• _Material for the task_:
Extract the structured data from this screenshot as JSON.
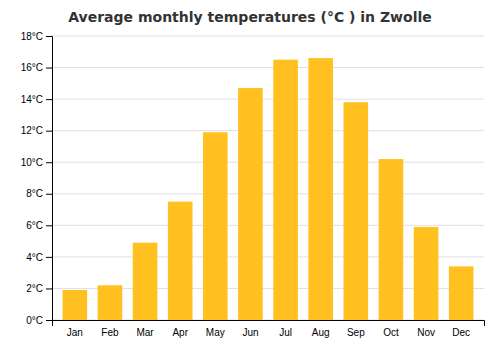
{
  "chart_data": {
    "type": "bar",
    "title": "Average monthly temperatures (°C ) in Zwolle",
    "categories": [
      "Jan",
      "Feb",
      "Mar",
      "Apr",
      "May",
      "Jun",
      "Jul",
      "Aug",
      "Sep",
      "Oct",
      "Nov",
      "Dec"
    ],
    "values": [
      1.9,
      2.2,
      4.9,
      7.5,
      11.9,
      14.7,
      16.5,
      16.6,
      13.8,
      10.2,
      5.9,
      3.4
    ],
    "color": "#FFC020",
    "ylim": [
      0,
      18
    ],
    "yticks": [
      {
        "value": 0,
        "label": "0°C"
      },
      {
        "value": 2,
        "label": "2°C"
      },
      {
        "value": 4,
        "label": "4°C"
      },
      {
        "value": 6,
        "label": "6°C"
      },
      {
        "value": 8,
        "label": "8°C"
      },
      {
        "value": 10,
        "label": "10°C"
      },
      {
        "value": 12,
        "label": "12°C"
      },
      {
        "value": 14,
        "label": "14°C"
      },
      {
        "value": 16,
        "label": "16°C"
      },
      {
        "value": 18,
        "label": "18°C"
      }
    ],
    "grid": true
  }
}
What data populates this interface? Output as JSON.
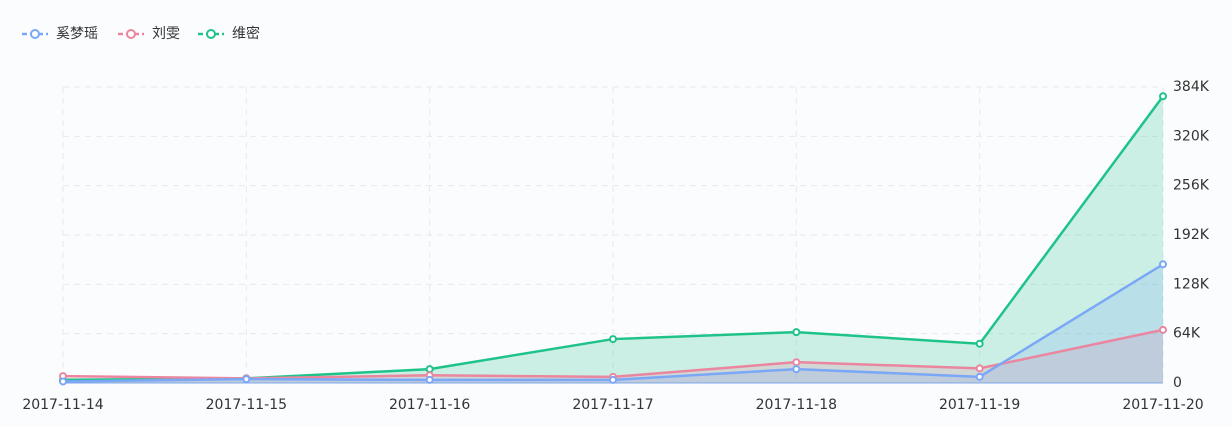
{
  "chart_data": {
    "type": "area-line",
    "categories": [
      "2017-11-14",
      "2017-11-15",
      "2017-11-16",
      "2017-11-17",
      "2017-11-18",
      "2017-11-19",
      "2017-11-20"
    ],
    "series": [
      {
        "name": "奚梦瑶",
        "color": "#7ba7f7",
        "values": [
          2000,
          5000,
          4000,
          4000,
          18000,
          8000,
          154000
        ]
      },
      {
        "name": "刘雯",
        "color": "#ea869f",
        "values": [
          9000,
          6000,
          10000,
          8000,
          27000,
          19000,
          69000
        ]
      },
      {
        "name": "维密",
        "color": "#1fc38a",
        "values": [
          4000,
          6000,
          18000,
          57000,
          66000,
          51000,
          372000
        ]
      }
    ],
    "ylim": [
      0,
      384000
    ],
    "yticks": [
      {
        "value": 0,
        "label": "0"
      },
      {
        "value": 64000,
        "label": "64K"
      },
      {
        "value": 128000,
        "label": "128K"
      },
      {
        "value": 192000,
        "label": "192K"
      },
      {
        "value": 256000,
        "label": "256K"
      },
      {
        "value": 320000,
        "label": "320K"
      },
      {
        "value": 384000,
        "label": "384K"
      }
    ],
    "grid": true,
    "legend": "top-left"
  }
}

• _Problem_:
In the entries above, find each line with the word "JSON" and copy it.

• _Task answer_:
Extract the structured data from this screenshot as JSON.
What data populates this interface? Output as JSON.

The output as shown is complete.